===== MATERIAL SHOWN

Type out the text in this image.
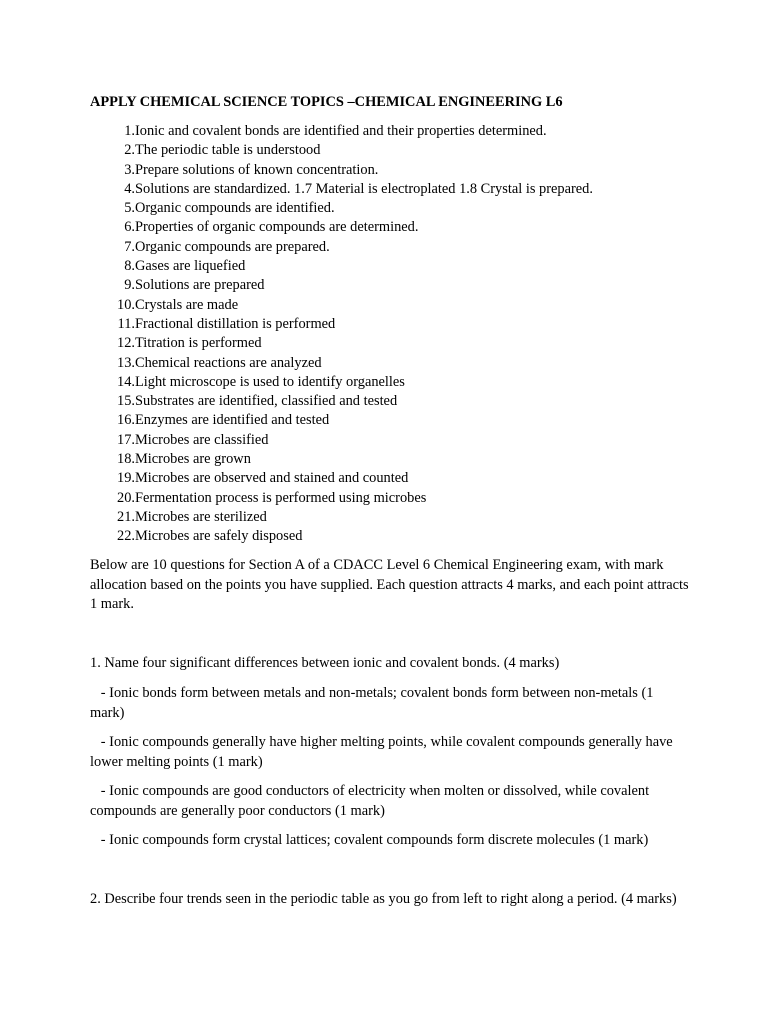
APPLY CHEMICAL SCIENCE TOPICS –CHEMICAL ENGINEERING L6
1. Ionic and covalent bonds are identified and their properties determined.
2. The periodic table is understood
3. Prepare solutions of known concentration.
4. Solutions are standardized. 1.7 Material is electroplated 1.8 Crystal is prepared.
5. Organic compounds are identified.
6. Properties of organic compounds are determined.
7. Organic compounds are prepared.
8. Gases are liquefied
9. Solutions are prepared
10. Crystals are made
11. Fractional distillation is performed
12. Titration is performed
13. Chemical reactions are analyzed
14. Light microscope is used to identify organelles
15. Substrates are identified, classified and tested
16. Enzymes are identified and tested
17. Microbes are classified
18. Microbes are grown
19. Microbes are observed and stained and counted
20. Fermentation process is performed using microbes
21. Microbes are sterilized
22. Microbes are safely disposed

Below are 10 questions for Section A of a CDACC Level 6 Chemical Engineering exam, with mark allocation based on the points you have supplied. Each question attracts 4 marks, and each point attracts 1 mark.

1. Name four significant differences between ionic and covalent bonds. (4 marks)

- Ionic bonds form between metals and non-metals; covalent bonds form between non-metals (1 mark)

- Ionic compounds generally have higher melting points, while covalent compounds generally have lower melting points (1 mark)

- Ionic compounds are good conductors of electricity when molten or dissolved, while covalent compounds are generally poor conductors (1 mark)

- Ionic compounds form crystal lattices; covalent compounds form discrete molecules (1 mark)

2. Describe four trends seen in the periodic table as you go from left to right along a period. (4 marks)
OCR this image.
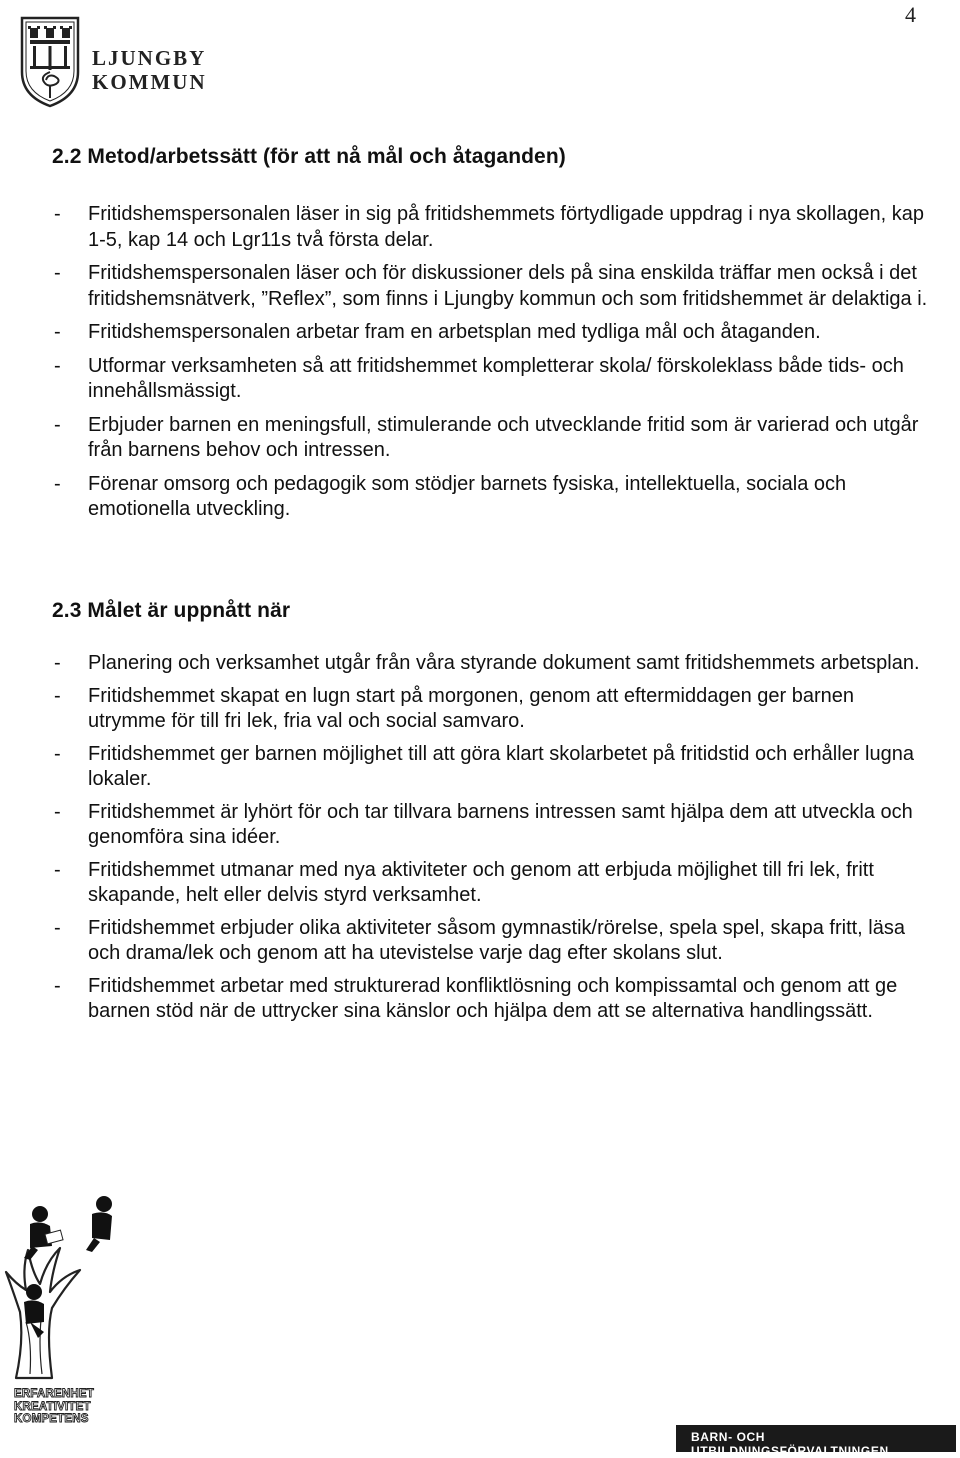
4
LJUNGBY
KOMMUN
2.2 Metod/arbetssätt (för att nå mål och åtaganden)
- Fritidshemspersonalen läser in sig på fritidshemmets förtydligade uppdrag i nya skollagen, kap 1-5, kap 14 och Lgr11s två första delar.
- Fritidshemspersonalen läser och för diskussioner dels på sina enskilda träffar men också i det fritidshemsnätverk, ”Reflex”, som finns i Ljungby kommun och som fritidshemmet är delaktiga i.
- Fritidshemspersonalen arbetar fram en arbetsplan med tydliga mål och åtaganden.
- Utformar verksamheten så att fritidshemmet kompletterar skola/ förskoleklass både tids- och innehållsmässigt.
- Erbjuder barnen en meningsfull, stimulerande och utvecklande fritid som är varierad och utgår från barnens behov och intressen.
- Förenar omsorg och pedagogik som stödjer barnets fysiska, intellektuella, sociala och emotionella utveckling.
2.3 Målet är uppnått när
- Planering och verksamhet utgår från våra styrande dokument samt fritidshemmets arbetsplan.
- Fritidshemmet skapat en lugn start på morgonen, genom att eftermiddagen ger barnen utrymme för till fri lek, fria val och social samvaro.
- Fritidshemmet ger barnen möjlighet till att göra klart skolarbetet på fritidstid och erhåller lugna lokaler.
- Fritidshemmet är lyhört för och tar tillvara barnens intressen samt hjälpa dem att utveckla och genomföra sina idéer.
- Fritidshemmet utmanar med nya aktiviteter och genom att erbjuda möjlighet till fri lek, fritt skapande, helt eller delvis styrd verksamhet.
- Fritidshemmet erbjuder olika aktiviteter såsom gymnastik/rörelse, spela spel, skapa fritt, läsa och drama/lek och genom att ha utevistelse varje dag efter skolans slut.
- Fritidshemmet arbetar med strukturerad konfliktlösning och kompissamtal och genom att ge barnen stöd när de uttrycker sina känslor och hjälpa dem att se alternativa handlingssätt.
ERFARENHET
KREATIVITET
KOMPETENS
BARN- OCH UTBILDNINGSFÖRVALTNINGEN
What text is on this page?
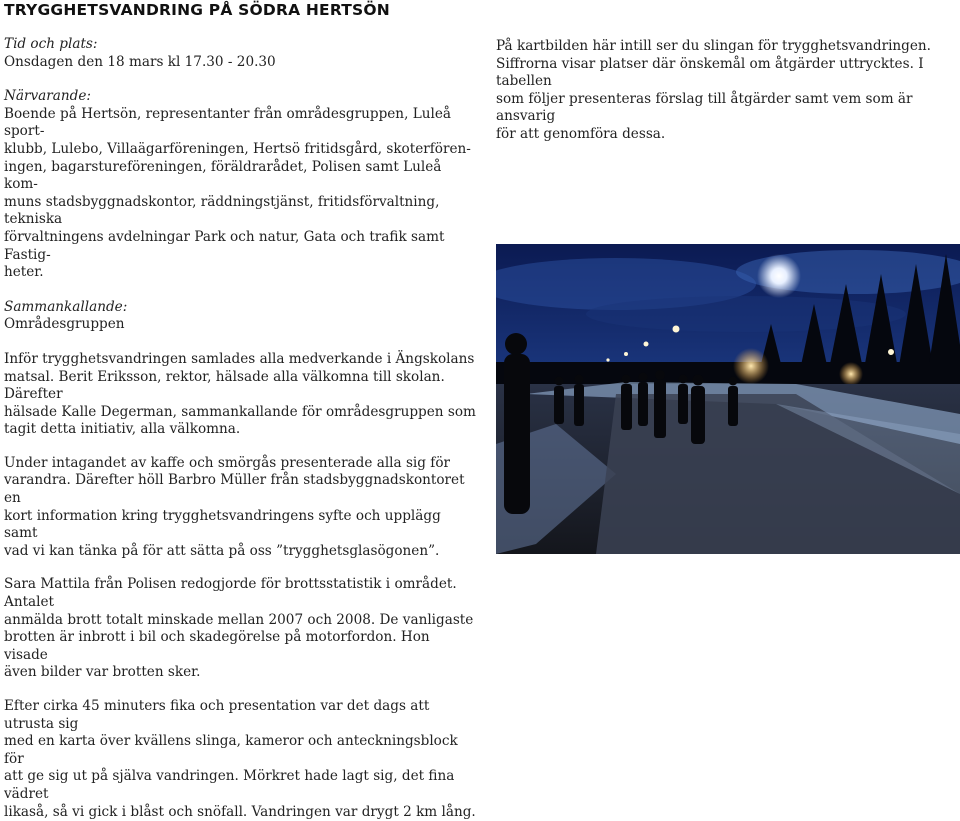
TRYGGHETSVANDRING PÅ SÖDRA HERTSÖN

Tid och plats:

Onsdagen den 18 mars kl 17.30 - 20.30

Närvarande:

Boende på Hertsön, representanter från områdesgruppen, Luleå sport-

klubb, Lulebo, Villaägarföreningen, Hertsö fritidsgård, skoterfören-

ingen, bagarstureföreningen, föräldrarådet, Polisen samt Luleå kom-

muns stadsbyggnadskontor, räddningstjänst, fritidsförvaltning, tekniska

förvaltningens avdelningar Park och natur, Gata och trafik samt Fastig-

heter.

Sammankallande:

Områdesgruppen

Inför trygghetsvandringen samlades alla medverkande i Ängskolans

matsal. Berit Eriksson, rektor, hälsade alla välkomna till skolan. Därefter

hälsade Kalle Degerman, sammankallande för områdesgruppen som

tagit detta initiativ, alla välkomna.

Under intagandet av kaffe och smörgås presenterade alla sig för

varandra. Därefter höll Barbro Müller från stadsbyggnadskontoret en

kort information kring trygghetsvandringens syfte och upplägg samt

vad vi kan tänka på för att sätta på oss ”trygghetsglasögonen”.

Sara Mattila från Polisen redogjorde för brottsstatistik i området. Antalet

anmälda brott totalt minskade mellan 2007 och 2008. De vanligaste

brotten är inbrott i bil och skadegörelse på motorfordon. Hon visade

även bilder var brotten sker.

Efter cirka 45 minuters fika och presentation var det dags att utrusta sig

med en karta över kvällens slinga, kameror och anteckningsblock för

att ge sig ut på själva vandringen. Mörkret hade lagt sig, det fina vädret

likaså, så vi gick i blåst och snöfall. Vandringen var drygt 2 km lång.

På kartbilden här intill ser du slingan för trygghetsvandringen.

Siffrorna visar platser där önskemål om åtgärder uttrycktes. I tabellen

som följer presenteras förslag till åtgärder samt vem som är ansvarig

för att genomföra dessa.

==========

* EXERCISE AIM *
Give every entry again word for word; no images belong in the copy.

* WRITTEN ANSWER *
Type out the text in this image.
APPLY CHEMICAL SCIENCE TOPICS –CHEMICAL ENGINEERING L6
1. Ionic and covalent bonds are identified and their properties determined.
2. The periodic table is understood
3. Prepare solutions of known concentration.
4. Solutions are standardized. 1.7 Material is electroplated 1.8 Crystal is prepared.
5. Organic compounds are identified.
6. Properties of organic compounds are determined.
7. Organic compounds are prepared.
8. Gases are liquefied
9. Solutions are prepared
10. Crystals are made
11. Fractional distillation is performed
12. Titration is performed
13. Chemical reactions are analyzed
14. Light microscope is used to identify organelles
15. Substrates are identified, classified and tested
16. Enzymes are identified and tested
17. Microbes are classified
18. Microbes are grown
19. Microbes are observed and stained and counted
20. Fermentation process is performed using microbes
21. Microbes are sterilized
22. Microbes are safely disposed

Below are 10 questions for Section A of a CDACC Level 6 Chemical Engineering exam, with mark allocation based on the points you have supplied. Each question attracts 4 marks, and each point attracts 1 mark.

1. Name four significant differences between ionic and covalent bonds. (4 marks)

- Ionic bonds form between metals and non-metals; covalent bonds form between non-metals (1 mark)

- Ionic compounds generally have higher melting points, while covalent compounds generally have lower melting points (1 mark)

- Ionic compounds are good conductors of electricity when molten or dissolved, while covalent compounds are generally poor conductors (1 mark)

- Ionic compounds form crystal lattices; covalent compounds form discrete molecules (1 mark)

2. Describe four trends seen in the periodic table as you go from left to right along a period. (4 marks)
OCR this image.
4
LJUNGBY
KOMMUN
2.2 Metod/arbetssätt (för att nå mål och åtaganden)
- Fritidshemspersonalen läser in sig på fritidshemmets förtydligade uppdrag i nya skollagen, kap 1-5, kap 14 och Lgr11s två första delar.
- Fritidshemspersonalen läser och för diskussioner dels på sina enskilda träffar men också i det fritidshemsnätverk, ”Reflex”, som finns i Ljungby kommun och som fritidshemmet är delaktiga i.
- Fritidshemspersonalen arbetar fram en arbetsplan med tydliga mål och åtaganden.
- Utformar verksamheten så att fritidshemmet kompletterar skola/ förskoleklass både tids- och innehållsmässigt.
- Erbjuder barnen en meningsfull, stimulerande och utvecklande fritid som är varierad och utgår från barnens behov och intressen.
- Förenar omsorg och pedagogik som stödjer barnets fysiska, intellektuella, sociala och emotionella utveckling.
2.3 Målet är uppnått när
- Planering och verksamhet utgår från våra styrande dokument samt fritidshemmets arbetsplan.
- Fritidshemmet skapat en lugn start på morgonen, genom att eftermiddagen ger barnen utrymme för till fri lek, fria val och social samvaro.
- Fritidshemmet ger barnen möjlighet till att göra klart skolarbetet på fritidstid och erhåller lugna lokaler.
- Fritidshemmet är lyhört för och tar tillvara barnens intressen samt hjälpa dem att utveckla och genomföra sina idéer.
- Fritidshemmet utmanar med nya aktiviteter och genom att erbjuda möjlighet till fri lek, fritt skapande, helt eller delvis styrd verksamhet.
- Fritidshemmet erbjuder olika aktiviteter såsom gymnastik/rörelse, spela spel, skapa fritt, läsa och drama/lek och genom att ha utevistelse varje dag efter skolans slut.
- Fritidshemmet arbetar med strukturerad konfliktlösning och kompissamtal och genom att ge barnen stöd när de uttrycker sina känslor och hjälpa dem att se alternativa handlingssätt.
ERFARENHET
KREATIVITET
KOMPETENS
BARN- OCH UTBILDNINGSFÖRVALTNINGEN
What text is on this page?
TRYGGHETSVANDRING PÅ SÖDRA HERTSÖN

Tid och plats:

Onsdagen den 18 mars kl 17.30 - 20.30

Närvarande:

Boende på Hertsön, representanter från områdesgruppen, Luleå sport-

klubb, Lulebo, Villaägarföreningen, Hertsö fritidsgård, skoterfören-

ingen, bagarstureföreningen, föräldrarådet, Polisen samt Luleå kom-

muns stadsbyggnadskontor, räddningstjänst, fritidsförvaltning, tekniska

förvaltningens avdelningar Park och natur, Gata och trafik samt Fastig-

heter.

Sammankallande:

Områdesgruppen

Inför trygghetsvandringen samlades alla medverkande i Ängskolans

matsal. Berit Eriksson, rektor, hälsade alla välkomna till skolan. Därefter

hälsade Kalle Degerman, sammankallande för områdesgruppen som

tagit detta initiativ, alla välkomna.

Under intagandet av kaffe och smörgås presenterade alla sig för

varandra. Därefter höll Barbro Müller från stadsbyggnadskontoret en

kort information kring trygghetsvandringens syfte och upplägg samt

vad vi kan tänka på för att sätta på oss ”trygghetsglasögonen”.

Sara Mattila från Polisen redogjorde för brottsstatistik i området. Antalet

anmälda brott totalt minskade mellan 2007 och 2008. De vanligaste

brotten är inbrott i bil och skadegörelse på motorfordon. Hon visade

även bilder var brotten sker.

Efter cirka 45 minuters fika och presentation var det dags att utrusta sig

med en karta över kvällens slinga, kameror och anteckningsblock för

att ge sig ut på själva vandringen. Mörkret hade lagt sig, det fina vädret

likaså, så vi gick i blåst och snöfall. Vandringen var drygt 2 km lång.

På kartbilden här intill ser du slingan för trygghetsvandringen.

Siffrorna visar platser där önskemål om åtgärder uttrycktes. I tabellen

som följer presenteras förslag till åtgärder samt vem som är ansvarig

för att genomföra dessa.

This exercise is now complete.